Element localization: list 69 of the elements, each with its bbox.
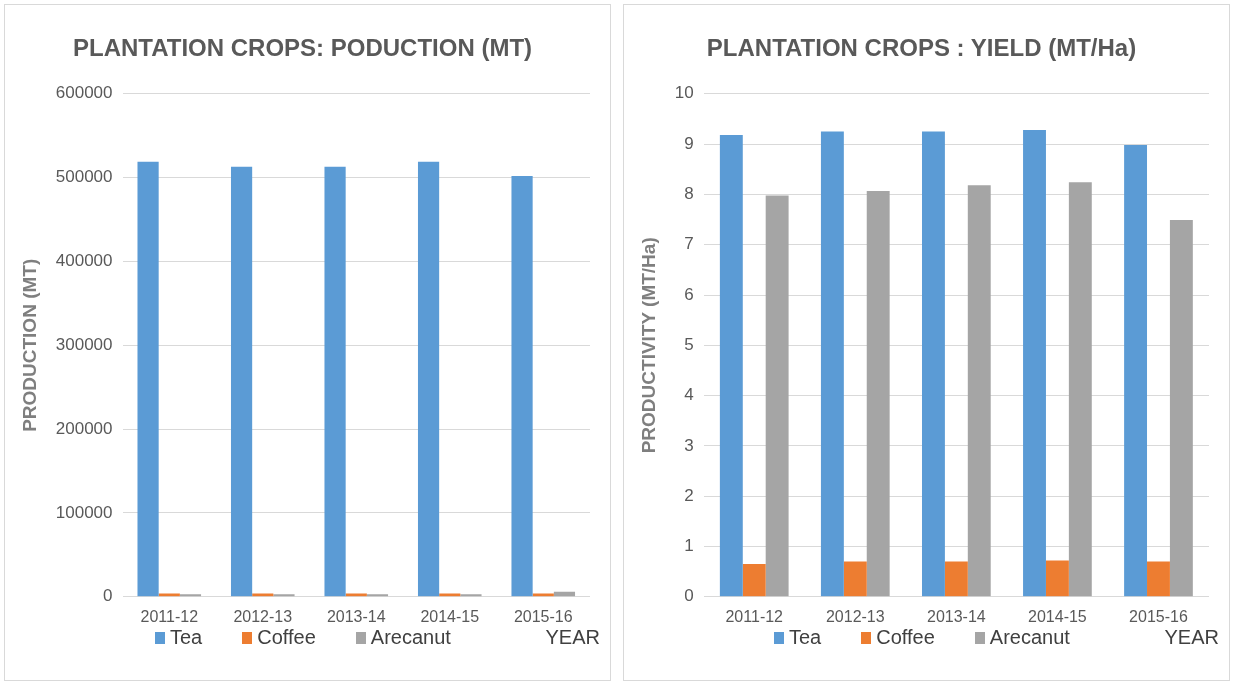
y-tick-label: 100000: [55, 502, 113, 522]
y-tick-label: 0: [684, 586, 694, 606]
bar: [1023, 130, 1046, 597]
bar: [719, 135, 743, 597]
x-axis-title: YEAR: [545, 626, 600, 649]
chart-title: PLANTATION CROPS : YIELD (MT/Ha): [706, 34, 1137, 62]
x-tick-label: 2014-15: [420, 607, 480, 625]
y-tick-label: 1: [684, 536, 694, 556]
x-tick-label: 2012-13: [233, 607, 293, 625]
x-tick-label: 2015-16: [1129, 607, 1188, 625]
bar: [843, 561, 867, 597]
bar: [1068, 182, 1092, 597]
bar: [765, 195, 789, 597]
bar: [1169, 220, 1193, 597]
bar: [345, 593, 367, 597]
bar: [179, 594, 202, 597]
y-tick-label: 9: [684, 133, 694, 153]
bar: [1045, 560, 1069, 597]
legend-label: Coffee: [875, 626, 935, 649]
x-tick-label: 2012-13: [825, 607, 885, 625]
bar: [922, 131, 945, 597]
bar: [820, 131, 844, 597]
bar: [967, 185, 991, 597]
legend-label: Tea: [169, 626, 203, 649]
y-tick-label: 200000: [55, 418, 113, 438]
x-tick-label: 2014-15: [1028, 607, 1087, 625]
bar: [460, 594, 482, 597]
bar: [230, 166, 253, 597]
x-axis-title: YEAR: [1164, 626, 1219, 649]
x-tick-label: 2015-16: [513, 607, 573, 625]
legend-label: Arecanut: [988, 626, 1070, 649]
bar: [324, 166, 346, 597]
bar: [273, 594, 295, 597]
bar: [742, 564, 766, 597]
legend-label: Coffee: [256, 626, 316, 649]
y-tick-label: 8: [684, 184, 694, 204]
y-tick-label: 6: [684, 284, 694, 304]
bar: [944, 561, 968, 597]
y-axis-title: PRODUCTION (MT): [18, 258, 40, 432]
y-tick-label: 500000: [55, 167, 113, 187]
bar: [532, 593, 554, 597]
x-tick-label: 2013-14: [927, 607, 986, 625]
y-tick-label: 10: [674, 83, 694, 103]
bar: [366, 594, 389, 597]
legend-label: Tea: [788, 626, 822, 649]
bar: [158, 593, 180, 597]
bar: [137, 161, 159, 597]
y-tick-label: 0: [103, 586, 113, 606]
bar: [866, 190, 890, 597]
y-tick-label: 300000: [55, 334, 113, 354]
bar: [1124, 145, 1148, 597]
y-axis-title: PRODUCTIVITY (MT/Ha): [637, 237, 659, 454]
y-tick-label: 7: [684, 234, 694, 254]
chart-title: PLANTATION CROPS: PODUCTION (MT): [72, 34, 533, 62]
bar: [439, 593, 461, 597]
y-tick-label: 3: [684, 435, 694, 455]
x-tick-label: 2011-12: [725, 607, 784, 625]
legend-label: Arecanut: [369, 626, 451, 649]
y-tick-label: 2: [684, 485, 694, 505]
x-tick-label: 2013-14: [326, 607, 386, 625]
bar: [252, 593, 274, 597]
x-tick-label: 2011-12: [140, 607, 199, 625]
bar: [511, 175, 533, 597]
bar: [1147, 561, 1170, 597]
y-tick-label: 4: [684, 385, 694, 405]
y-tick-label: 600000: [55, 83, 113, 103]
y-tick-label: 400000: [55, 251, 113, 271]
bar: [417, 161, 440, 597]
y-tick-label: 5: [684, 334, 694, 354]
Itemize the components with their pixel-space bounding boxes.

▶ [Exercise objective] Write out again, unchanged, the lines of the records from the one containing "y-tick-label: 100000: [55, 502, 113, 522]" through the one containing "chart-title: PLANTATION CROPS : YIELD", including both of those lines.

▶ [Full output]
y-tick-label: 100000: [55, 502, 113, 522]
y-tick-label: 0: [684, 586, 694, 606]
bar: [1023, 130, 1046, 597]
bar: [719, 135, 743, 597]
x-axis-title: YEAR: [545, 626, 600, 649]
chart-title: PLANTATION CROPS : YIELD (MT/Ha): [706, 34, 1137, 62]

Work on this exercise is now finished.